COMPLETE THE FOLLOWING
**A.** Answer these questions about the passage on the film "Paris":
(i) What was the movie's budget in euros?
(ii) Whom did Ossard commission to produce postcard shots of city landmarks?
(iii) Where, according to Ossard, do the stories take place?
**B.** Please rewrite everything in the data items from the line containing "- data-label: 48: [210, 148, 225, 162]" down to the line containing "- data-label: 1: [560, 479, 568, 493]", with "row-label" changed to "category-label" and nothing else altered. Give only those lines.

Though he had produced only two films, Benbihy managed to recruit the high-powered talent he wanted for "Paris." But he struggled to secure financing until Claudie Ossard, a veteran producer (of Jean-Pierre Jeunet's "Amélie," among others), came on board two years ago to plug the holes in the movie's budget of €10 million (about $13 million).
Benbihy appointed himself as a kind of über-director, devising and shooting transitional sequences - with technical help from the French director Frédéric Auburtin, the co-director of the segment set in the Latin Quarter - to link the disparate characters in an Altmanesque mosaic. But Ossard, who had final editing approval, test-screened a rough cut for an audience and found the transitions between the segments unwatchable and too long. She commissioned Auburtin to produce postcard shots of city landmarks to serve as narrative glue.
"I thought it was important that we see Paris, as we don't always see it very well in the stories, which take place in the Métro, in cafés and so on," Ossard said.

Data items

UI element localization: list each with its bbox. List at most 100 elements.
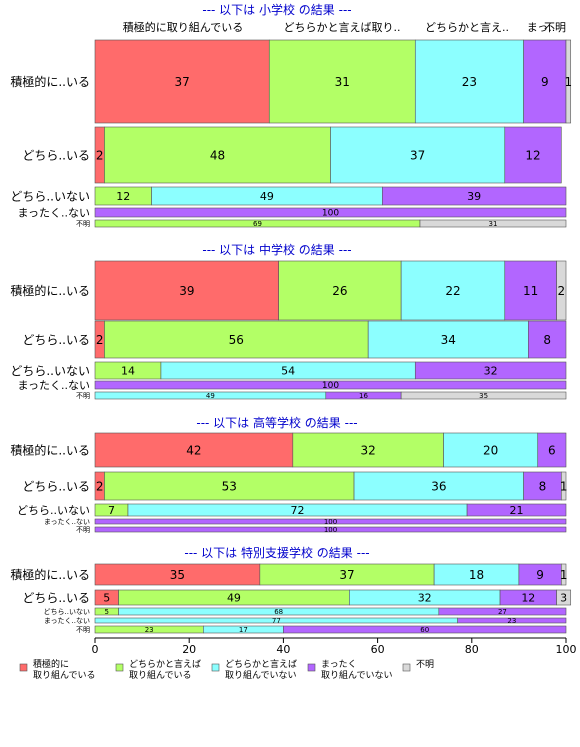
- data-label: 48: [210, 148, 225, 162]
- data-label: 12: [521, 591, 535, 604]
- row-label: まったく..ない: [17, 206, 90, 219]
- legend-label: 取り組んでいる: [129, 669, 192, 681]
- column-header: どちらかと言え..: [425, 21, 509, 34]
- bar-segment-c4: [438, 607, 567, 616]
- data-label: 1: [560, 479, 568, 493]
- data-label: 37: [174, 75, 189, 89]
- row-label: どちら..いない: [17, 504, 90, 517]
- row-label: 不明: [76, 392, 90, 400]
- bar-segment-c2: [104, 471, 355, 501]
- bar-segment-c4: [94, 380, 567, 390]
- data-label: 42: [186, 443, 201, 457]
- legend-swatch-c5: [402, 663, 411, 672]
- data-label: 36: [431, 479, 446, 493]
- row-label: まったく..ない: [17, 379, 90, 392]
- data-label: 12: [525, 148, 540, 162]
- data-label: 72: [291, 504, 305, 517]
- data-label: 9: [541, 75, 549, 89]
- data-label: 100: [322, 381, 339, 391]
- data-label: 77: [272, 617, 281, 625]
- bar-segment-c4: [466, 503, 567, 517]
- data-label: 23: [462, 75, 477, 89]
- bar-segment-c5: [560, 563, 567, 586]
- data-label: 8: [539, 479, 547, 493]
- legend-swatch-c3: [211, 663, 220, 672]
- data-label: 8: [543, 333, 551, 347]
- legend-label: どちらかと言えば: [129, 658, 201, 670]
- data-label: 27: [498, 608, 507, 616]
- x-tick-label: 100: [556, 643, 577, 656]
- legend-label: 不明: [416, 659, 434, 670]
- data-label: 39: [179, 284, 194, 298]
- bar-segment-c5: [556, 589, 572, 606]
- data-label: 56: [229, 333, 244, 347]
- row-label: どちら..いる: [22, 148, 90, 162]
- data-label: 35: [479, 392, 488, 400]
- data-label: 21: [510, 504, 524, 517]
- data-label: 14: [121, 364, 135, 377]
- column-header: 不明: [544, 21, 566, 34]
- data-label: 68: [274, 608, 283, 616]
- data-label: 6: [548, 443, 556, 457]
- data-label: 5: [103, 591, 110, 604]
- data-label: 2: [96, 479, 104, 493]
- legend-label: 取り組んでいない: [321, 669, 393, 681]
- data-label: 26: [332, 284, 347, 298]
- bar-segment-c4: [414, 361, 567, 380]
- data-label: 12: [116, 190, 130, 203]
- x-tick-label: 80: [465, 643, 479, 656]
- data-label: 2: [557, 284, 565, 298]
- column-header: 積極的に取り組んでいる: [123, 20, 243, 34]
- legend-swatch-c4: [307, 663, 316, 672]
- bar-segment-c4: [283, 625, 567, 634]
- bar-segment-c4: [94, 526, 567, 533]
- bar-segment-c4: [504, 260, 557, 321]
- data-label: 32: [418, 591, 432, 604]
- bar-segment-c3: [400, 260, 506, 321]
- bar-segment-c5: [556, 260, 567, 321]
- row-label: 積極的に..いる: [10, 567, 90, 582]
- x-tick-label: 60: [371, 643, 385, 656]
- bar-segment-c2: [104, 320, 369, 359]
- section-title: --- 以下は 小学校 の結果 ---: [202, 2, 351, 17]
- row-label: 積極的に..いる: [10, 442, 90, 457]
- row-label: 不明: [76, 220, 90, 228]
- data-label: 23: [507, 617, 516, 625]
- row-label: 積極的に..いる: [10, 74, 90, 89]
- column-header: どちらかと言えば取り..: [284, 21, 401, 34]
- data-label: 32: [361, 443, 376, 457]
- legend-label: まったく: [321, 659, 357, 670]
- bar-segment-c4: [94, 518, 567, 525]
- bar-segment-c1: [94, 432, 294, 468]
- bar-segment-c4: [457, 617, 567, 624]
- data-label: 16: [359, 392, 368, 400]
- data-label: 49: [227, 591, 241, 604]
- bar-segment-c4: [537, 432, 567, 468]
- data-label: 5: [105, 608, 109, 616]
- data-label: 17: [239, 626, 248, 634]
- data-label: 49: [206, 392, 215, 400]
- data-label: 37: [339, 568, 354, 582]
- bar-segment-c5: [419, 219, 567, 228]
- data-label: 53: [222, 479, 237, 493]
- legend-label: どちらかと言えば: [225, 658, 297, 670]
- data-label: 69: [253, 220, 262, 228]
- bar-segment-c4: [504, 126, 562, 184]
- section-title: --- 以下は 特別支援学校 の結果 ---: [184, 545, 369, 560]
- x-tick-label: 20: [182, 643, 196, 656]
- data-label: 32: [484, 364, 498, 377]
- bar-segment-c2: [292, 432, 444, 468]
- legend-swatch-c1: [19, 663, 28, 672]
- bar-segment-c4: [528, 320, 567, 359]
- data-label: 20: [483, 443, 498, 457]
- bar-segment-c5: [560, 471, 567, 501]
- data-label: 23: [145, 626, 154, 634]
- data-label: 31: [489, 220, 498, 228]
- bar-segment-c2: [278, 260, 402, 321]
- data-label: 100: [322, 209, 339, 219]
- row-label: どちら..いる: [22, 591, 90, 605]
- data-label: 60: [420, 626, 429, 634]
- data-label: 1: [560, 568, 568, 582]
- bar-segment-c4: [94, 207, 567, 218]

ANSWERS
**A.**
(i) €10 million (about $13 million).
(ii) Frédéric Auburtin.
(iii) In the Métro, in cafés and so on.

**B.**
- data-label: 48: [210, 148, 225, 162]
- data-label: 12: [521, 591, 535, 604]
- category-label: まったく..ない: [17, 206, 90, 219]
- legend-label: 取り組んでいる: [129, 669, 192, 681]
- column-header: どちらかと言え..: [425, 21, 509, 34]
- bar-segment-c4: [438, 607, 567, 616]
- data-label: 1: [560, 479, 568, 493]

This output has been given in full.